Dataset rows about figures
○ ○ ○ ○ ○
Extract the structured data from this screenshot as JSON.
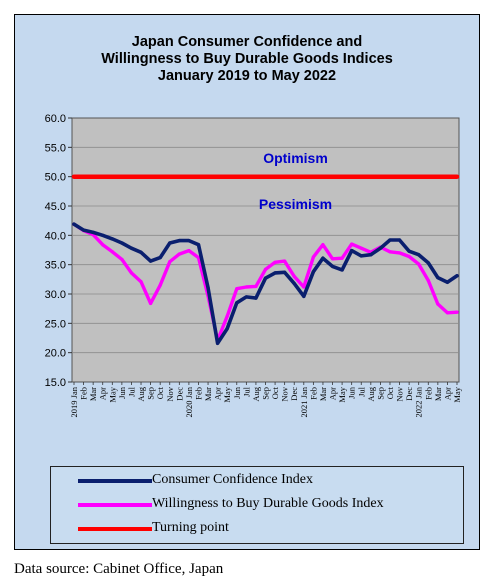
{
  "colors": {
    "outer_bg": "#c5d9ef",
    "plot_bg": "#c0c0c0",
    "confidence": "#0a1f6e",
    "willingness": "#ff00ff",
    "turning_point": "#ff0000",
    "annotation": "#0000cc"
  },
  "chart_data": {
    "type": "line",
    "title": [
      "Japan Consumer Confidence and",
      "Willingness to Buy Durable Goods Indices",
      "January 2019 to May 2022"
    ],
    "xlabel": "",
    "ylabel": "",
    "ylim": [
      15,
      60
    ],
    "yticks": [
      "15.0",
      "20.0",
      "25.0",
      "30.0",
      "35.0",
      "40.0",
      "45.0",
      "50.0",
      "55.0",
      "60.0"
    ],
    "grid": true,
    "legend_position": "bottom",
    "categories": [
      "2019 Jan",
      "Feb",
      "Mar",
      "Apr",
      "May",
      "Jun",
      "Jul",
      "Aug",
      "Sep",
      "Oct",
      "Nov",
      "Dec",
      "2020 Jan",
      "Feb",
      "Mar",
      "Apr",
      "May",
      "Jun",
      "Jul",
      "Aug",
      "Sep",
      "Oct",
      "Nov",
      "Dec",
      "2021 Jan",
      "Feb",
      "Mar",
      "Apr",
      "May",
      "Jun",
      "Jul",
      "Aug",
      "Sep",
      "Oct",
      "Nov",
      "Dec",
      "2022 Jan",
      "Feb",
      "Mar",
      "Apr",
      "May"
    ],
    "series": [
      {
        "name": "Consumer Confidence Index",
        "color": "#0a1f6e",
        "values": [
          41.9,
          40.9,
          40.5,
          40.0,
          39.4,
          38.7,
          37.8,
          37.1,
          35.6,
          36.2,
          38.7,
          39.1,
          39.1,
          38.4,
          31.1,
          21.6,
          24.1,
          28.5,
          29.5,
          29.3,
          32.7,
          33.6,
          33.7,
          31.8,
          29.6,
          33.8,
          36.1,
          34.7,
          34.1,
          37.4,
          36.5,
          36.7,
          37.8,
          39.2,
          39.2,
          37.3,
          36.7,
          35.3,
          32.8,
          32.0,
          33.1
        ]
      },
      {
        "name": "Willingness to Buy Durable Goods Index",
        "color": "#ff00ff",
        "values": [
          41.9,
          40.8,
          40.1,
          38.4,
          37.2,
          35.9,
          33.6,
          32.1,
          28.4,
          31.5,
          35.5,
          36.8,
          37.4,
          36.2,
          29.7,
          22.1,
          26.2,
          30.9,
          31.2,
          31.3,
          34.2,
          35.4,
          35.6,
          33.0,
          31.2,
          36.3,
          38.4,
          36.0,
          36.1,
          38.5,
          37.8,
          37.1,
          38.0,
          37.2,
          37.0,
          36.4,
          35.1,
          32.3,
          28.3,
          26.8,
          26.9
        ]
      },
      {
        "name": "Turning point",
        "color": "#ff0000",
        "values": [
          50,
          50,
          50,
          50,
          50,
          50,
          50,
          50,
          50,
          50,
          50,
          50,
          50,
          50,
          50,
          50,
          50,
          50,
          50,
          50,
          50,
          50,
          50,
          50,
          50,
          50,
          50,
          50,
          50,
          50,
          50,
          50,
          50,
          50,
          50,
          50,
          50,
          50,
          50,
          50,
          50
        ]
      }
    ],
    "annotations": [
      {
        "text": "Optimism",
        "y": 52.3
      },
      {
        "text": "Pessimism",
        "y": 44.5
      }
    ]
  },
  "source_note": "Data source: Cabinet Office, Japan"
}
○ ○ ○ ○ ○
What you need to do
Reproduce the listing exactly. Leave its pictures out.

Final result
Extract the structured data from this screenshot as JSON.
{
  "colors": {
    "outer_bg": "#c5d9ef",
    "plot_bg": "#c0c0c0",
    "confidence": "#0a1f6e",
    "willingness": "#ff00ff",
    "turning_point": "#ff0000",
    "annotation": "#0000cc"
  },
  "chart_data": {
    "type": "line",
    "title": [
      "Japan Consumer Confidence and",
      "Willingness to Buy Durable Goods Indices",
      "January 2019 to May 2022"
    ],
    "xlabel": "",
    "ylabel": "",
    "ylim": [
      15,
      60
    ],
    "yticks": [
      "15.0",
      "20.0",
      "25.0",
      "30.0",
      "35.0",
      "40.0",
      "45.0",
      "50.0",
      "55.0",
      "60.0"
    ],
    "grid": true,
    "legend_position": "bottom",
    "categories": [
      "2019 Jan",
      "Feb",
      "Mar",
      "Apr",
      "May",
      "Jun",
      "Jul",
      "Aug",
      "Sep",
      "Oct",
      "Nov",
      "Dec",
      "2020 Jan",
      "Feb",
      "Mar",
      "Apr",
      "May",
      "Jun",
      "Jul",
      "Aug",
      "Sep",
      "Oct",
      "Nov",
      "Dec",
      "2021 Jan",
      "Feb",
      "Mar",
      "Apr",
      "May",
      "Jun",
      "Jul",
      "Aug",
      "Sep",
      "Oct",
      "Nov",
      "Dec",
      "2022 Jan",
      "Feb",
      "Mar",
      "Apr",
      "May"
    ],
    "series": [
      {
        "name": "Consumer Confidence Index",
        "color": "#0a1f6e",
        "values": [
          41.9,
          40.9,
          40.5,
          40.0,
          39.4,
          38.7,
          37.8,
          37.1,
          35.6,
          36.2,
          38.7,
          39.1,
          39.1,
          38.4,
          31.1,
          21.6,
          24.1,
          28.5,
          29.5,
          29.3,
          32.7,
          33.6,
          33.7,
          31.8,
          29.6,
          33.8,
          36.1,
          34.7,
          34.1,
          37.4,
          36.5,
          36.7,
          37.8,
          39.2,
          39.2,
          37.3,
          36.7,
          35.3,
          32.8,
          32.0,
          33.1
        ]
      },
      {
        "name": "Willingness to Buy Durable Goods Index",
        "color": "#ff00ff",
        "values": [
          41.9,
          40.8,
          40.1,
          38.4,
          37.2,
          35.9,
          33.6,
          32.1,
          28.4,
          31.5,
          35.5,
          36.8,
          37.4,
          36.2,
          29.7,
          22.1,
          26.2,
          30.9,
          31.2,
          31.3,
          34.2,
          35.4,
          35.6,
          33.0,
          31.2,
          36.3,
          38.4,
          36.0,
          36.1,
          38.5,
          37.8,
          37.1,
          38.0,
          37.2,
          37.0,
          36.4,
          35.1,
          32.3,
          28.3,
          26.8,
          26.9
        ]
      },
      {
        "name": "Turning point",
        "color": "#ff0000",
        "values": [
          50,
          50,
          50,
          50,
          50,
          50,
          50,
          50,
          50,
          50,
          50,
          50,
          50,
          50,
          50,
          50,
          50,
          50,
          50,
          50,
          50,
          50,
          50,
          50,
          50,
          50,
          50,
          50,
          50,
          50,
          50,
          50,
          50,
          50,
          50,
          50,
          50,
          50,
          50,
          50,
          50
        ]
      }
    ],
    "annotations": [
      {
        "text": "Optimism",
        "y": 52.3
      },
      {
        "text": "Pessimism",
        "y": 44.5
      }
    ]
  },
  "source_note": "Data source: Cabinet Office, Japan"
}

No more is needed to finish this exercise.